I. Nach § 17 Abs. 1 und 4 EStG gehört zu den Einkünften aus Gewerbebetrieb auch der Gewinn aus der Auflösung von Kapitalgesellschaften, wenn der Gesellschafter innerhalb der letzten fünf Jahre am Kapital der Gesellschaft wesentlich beteiligt war und er die Beteiligung in seinem Privatvermögen hielt. Entsprechendes gilt für die aus der Auflösung einer Kapitalgesellschaft entstehenden Verluste (Urteile des Bundesfinanzhofs ―BFH― vom 4. November 1997 VIII R 18/94, BFHE 184, 374, BStBl II 1999, 344, m.w.N.; vom 27. Oktober 1992 VIII R 87/89, BFHE 170, 53, BStBl II 1993, 340; vom 3. Juni 1993 VIII R 81/91, BFHE 172, 407, BStBl II 1994, 162).
Im Streitfall ist die GmbH gemäß Art. 12 § 1 Abs. 1 des Gesetzes zur Änderung des Gesetzes betreffend die Gesellschaften mit beschränkter Haftung und anderer handelsrechtlicher Vorschriften vom 4. Juli 1980 (BGBl I 1980, 836) kraft Gesetzes mit Ablauf des 31. Dezember 1985 aufgelöst worden.

**Pflichtaufgabe 1:** Wie lauten die Zeilen der Auflistung von ihrem Anfang bis einschließlich der Zeile mit „minimize-button[interactable] bbox=[480, 5, 498, 23]“, wenn man darin „menu-item“ durch „menu-entry“ ersetzt und sonst nichts ändert?
Der Textauszug und die Auflistung haben nichts miteinander zu tun.

**Datensatzinhalt:**
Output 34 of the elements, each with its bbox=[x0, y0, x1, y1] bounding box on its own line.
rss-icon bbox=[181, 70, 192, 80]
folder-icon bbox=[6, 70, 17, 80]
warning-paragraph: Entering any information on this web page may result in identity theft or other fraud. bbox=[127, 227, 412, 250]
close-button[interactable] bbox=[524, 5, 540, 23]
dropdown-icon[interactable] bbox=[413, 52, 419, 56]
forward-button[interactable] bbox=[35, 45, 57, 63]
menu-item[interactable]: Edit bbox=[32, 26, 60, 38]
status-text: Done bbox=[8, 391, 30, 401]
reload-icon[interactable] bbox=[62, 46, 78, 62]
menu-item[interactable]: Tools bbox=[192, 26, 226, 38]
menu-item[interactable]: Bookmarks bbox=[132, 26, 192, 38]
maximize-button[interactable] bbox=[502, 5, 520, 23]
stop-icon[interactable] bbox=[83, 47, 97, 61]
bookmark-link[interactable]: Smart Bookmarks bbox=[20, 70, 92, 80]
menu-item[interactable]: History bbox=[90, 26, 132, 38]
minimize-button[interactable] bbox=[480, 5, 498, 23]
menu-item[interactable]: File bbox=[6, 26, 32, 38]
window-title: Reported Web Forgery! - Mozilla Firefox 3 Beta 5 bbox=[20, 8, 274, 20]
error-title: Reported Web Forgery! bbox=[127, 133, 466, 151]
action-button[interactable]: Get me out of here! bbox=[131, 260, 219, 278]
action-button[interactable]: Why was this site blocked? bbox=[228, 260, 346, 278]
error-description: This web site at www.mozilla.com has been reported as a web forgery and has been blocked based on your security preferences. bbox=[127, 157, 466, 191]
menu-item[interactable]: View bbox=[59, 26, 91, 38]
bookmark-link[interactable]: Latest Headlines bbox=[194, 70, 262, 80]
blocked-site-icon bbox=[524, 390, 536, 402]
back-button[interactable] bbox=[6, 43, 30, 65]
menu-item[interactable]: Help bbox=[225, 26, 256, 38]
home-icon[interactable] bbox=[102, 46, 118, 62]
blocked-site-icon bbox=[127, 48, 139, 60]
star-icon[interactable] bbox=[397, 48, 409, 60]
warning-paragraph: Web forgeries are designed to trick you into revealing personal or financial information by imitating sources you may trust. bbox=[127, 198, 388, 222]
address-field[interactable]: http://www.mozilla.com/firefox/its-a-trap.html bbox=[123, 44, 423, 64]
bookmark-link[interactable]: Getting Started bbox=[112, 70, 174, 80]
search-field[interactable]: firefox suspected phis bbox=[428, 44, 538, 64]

**Pflichtaufgabe 2:** Weshalb ist die GmbH im Streitfall laut dem Textauszug aufgelöst worden?

**Musterlösung 1:**
Output 34 of the elements, each with its bbox=[x0, y0, x1, y1] bounding box on its own line.
rss-icon bbox=[181, 70, 192, 80]
folder-icon bbox=[6, 70, 17, 80]
warning-paragraph: Entering any information on this web page may result in identity theft or other fraud. bbox=[127, 227, 412, 250]
close-button[interactable] bbox=[524, 5, 540, 23]
dropdown-icon[interactable] bbox=[413, 52, 419, 56]
forward-button[interactable] bbox=[35, 45, 57, 63]
menu-entry[interactable]: Edit bbox=[32, 26, 60, 38]
status-text: Done bbox=[8, 391, 30, 401]
reload-icon[interactable] bbox=[62, 46, 78, 62]
menu-entry[interactable]: Tools bbox=[192, 26, 226, 38]
menu-entry[interactable]: Bookmarks bbox=[132, 26, 192, 38]
maximize-button[interactable] bbox=[502, 5, 520, 23]
stop-icon[interactable] bbox=[83, 47, 97, 61]
bookmark-link[interactable]: Smart Bookmarks bbox=[20, 70, 92, 80]
menu-entry[interactable]: History bbox=[90, 26, 132, 38]
minimize-button[interactable] bbox=[480, 5, 498, 23]

**Musterlösung 2:** Die GmbH wurde kraft Gesetzes aufgelöst. Grundlage war Art. 12 § 1 Abs. 1 des Gesetzes zur Änderung des Gesetzes betreffend die Gesellschaften mit beschränkter Haftung und anderer handelsrechtlicher Vorschriften vom 4. Juli 1980. Die Auflösung trat mit Ablauf des 31. Dezember 1985 ein.